● Written exercise
Review the listing and copy each line that holds the word "content".

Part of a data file
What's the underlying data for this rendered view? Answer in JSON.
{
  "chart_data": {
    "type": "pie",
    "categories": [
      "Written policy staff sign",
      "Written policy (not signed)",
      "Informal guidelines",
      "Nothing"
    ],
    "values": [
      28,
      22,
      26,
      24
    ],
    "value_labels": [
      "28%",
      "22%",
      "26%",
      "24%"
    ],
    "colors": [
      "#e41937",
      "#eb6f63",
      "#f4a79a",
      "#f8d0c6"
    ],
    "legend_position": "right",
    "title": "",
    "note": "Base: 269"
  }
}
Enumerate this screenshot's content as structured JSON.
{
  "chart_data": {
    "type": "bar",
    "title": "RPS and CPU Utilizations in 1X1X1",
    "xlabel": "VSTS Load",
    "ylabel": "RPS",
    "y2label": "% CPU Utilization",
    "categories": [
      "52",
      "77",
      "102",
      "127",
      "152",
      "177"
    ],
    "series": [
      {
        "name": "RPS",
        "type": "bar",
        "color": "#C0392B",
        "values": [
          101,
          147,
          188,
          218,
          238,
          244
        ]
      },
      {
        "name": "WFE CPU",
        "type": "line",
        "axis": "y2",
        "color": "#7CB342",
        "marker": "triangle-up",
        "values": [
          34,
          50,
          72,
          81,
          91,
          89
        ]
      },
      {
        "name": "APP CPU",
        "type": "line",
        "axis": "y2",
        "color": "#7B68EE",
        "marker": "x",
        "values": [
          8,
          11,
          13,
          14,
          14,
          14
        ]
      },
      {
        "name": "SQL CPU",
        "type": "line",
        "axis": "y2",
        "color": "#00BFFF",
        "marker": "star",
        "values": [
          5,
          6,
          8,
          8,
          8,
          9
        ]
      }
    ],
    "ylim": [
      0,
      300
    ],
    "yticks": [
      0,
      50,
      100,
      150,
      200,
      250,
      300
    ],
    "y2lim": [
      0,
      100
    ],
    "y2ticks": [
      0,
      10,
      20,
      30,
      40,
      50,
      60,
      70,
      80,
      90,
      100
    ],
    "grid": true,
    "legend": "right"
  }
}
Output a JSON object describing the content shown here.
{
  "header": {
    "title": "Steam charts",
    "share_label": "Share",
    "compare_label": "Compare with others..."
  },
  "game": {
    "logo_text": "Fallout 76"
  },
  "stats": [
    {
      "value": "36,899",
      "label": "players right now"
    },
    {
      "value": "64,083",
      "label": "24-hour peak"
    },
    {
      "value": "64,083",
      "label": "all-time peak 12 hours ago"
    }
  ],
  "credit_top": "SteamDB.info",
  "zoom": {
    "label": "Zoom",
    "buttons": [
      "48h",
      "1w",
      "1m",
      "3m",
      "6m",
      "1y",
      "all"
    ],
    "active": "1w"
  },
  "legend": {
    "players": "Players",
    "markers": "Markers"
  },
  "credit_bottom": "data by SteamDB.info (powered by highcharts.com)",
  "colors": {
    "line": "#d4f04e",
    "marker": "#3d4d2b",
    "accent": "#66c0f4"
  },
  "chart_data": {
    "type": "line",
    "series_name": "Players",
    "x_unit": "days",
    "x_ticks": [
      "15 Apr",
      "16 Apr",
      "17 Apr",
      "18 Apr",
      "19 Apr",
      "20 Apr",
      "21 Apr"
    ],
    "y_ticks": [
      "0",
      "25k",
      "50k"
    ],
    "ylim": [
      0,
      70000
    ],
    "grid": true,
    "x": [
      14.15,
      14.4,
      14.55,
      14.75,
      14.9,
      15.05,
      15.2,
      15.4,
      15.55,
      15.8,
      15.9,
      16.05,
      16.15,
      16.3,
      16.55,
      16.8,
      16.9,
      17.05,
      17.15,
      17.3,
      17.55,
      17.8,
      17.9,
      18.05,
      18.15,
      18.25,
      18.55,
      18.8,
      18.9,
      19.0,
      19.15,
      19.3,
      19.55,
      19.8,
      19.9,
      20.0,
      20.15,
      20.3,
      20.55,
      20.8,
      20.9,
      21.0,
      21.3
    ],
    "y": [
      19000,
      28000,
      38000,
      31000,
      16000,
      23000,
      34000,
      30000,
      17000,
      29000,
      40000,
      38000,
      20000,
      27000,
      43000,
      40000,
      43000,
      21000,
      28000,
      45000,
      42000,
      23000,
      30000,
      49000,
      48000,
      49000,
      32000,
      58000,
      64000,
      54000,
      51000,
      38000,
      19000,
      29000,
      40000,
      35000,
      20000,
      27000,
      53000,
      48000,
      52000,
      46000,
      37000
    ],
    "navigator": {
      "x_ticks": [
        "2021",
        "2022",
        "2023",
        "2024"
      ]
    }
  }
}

● Response to this exercise
Enumerate this screenshot's content as structured JSON.
Output a JSON object describing the content shown here.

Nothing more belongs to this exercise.